Work out how many lines in the listing below include the word "ديكورات". Give nothing but the number.
Start of SUPPLIED MATERIAL
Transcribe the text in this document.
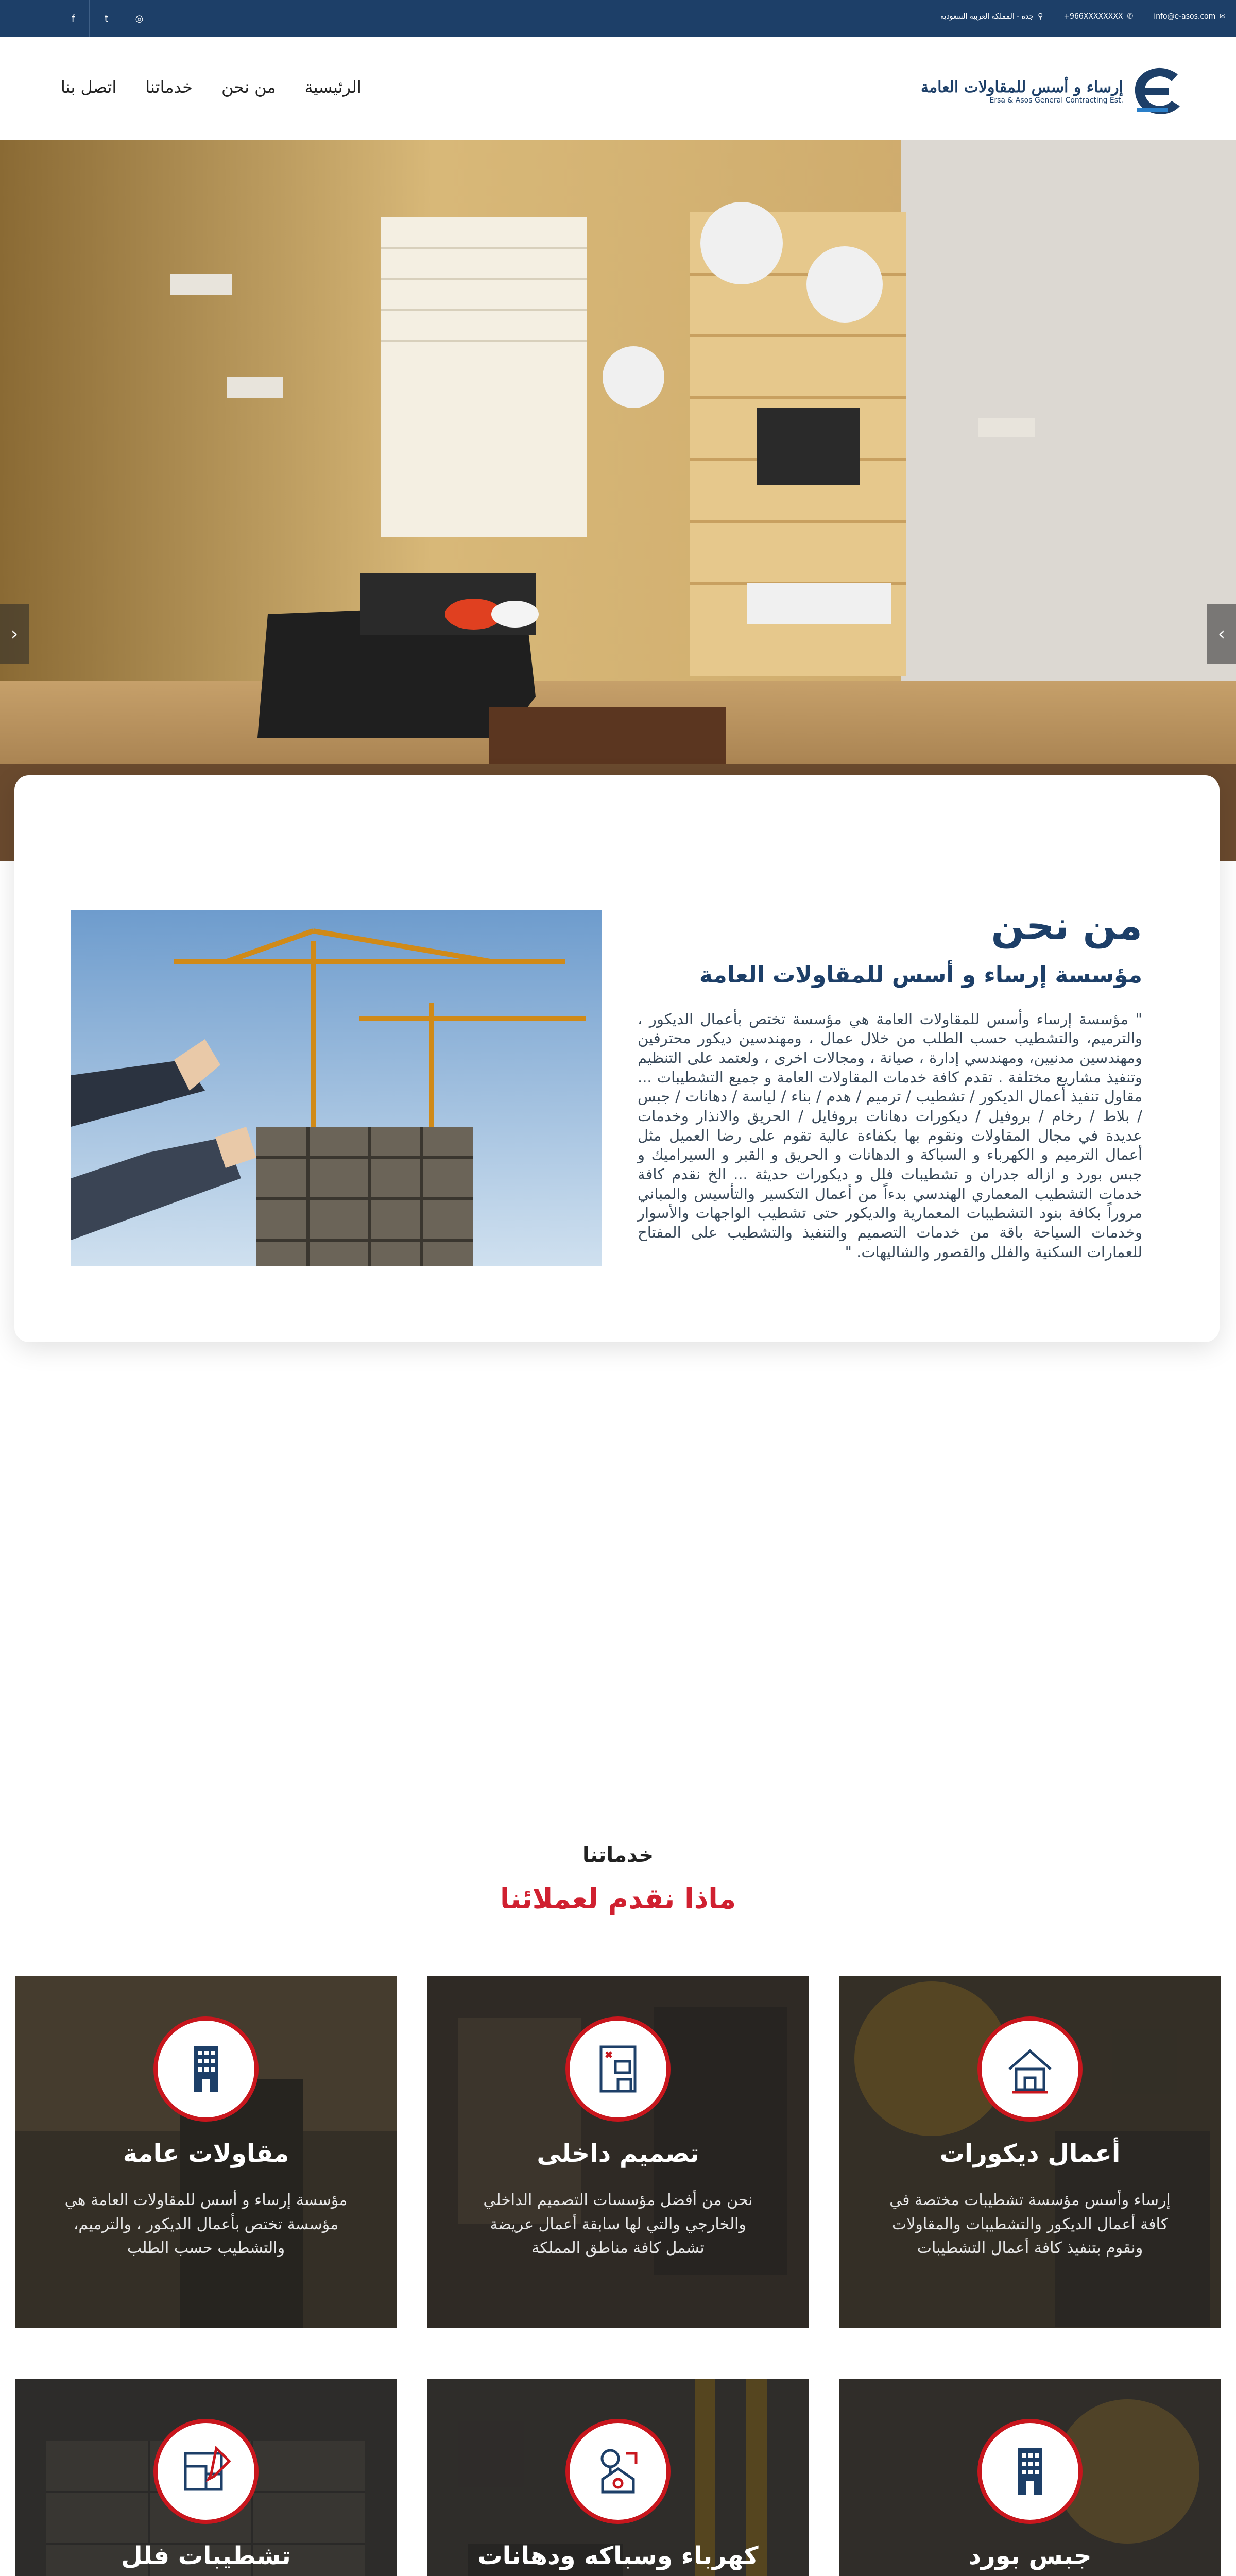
✉
info@e-asos.com
✆
+966XXXXXXXX
⚲
جدة - المملكة العربية السعودية
◎
t
f
إرساء و أسس للمقاولات العامة
Ersa & Asos General Contracting Est.
اتصل بنا خدماتنا من نحن الرئيسية
‹	›
من نحن
مؤسسة إرساء و أسس للمقاولات العامة

" مؤسسة إرساء وأسس للمقاولات العامة هي مؤسسة تختص بأعمال الديكور ، والترميم، والتشطيب حسب الطلب من خلال عمال ، ومهندسين ديكور محترفين ومهندسين مدنيين، ومهندسي إدارة ، صيانة ، ومجالات اخرى ، ولعتمد على التنظيم وتنفيذ مشاريع مختلفة . تقدم كافة خدمات المقاولات العامة و جميع التشطيبات ... مقاول تنفيذ أعمال الديكور / تشطيب / ترميم / هدم / بناء / لياسة / دهانات / جبس / بلاط / رخام / بروفيل / ديكورات دهانات بروفايل / الحريق والانذار وخدمات عديدة في مجال المقاولات ونقوم بها بكفاءة عالية تقوم على رضا العميل مثل أعمال الترميم و الكهرباء و السباكة و الدهانات و الحريق و القبر و السيراميك و جبس بورد و ازاله جدران و تشطيبات فلل و ديكورات حديثة ... الخ نقدم كافة خدمات التشطيب المعماري الهندسي بدءاً من أعمال التكسير والتأسيس والمباني مروراً بكافة بنود التشطيبات المعمارية والديكور حتى تشطيب الواجهات والأسوار وخدمات السياحة باقة من خدمات التصميم والتنفيذ والتشطيب على المفتاح للعمارات السكنية والفلل والقصور والشاليهات. "

خدماتنا
ماذا نقدم لعملائنا
أعمال ديكورات
إرساء وأسس مؤسسة تشطيبات مختصة في كافة أعمال الديكور والتشطيبات والمقاولات ونقوم بتنفيذ كافة أعمال التشطيبات
تصميم داخلى
نحن من أفضل مؤسسات التصميم الداخلي والخارجي والتي لها سابقة أعمال عريضة تشمل كافة مناطق المملكة
مقاولات عامة
مؤسسة إرساء و أسس للمقاولات العامة هي مؤسسة تختص بأعمال الديكور ، والترميم، والتشطيب حسب الطلب
جبس بورد
كهرباء وسباكه ودهانات
تشطيبات فلل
End of SUPPLIED MATERIAL
• FULL ANSWER
2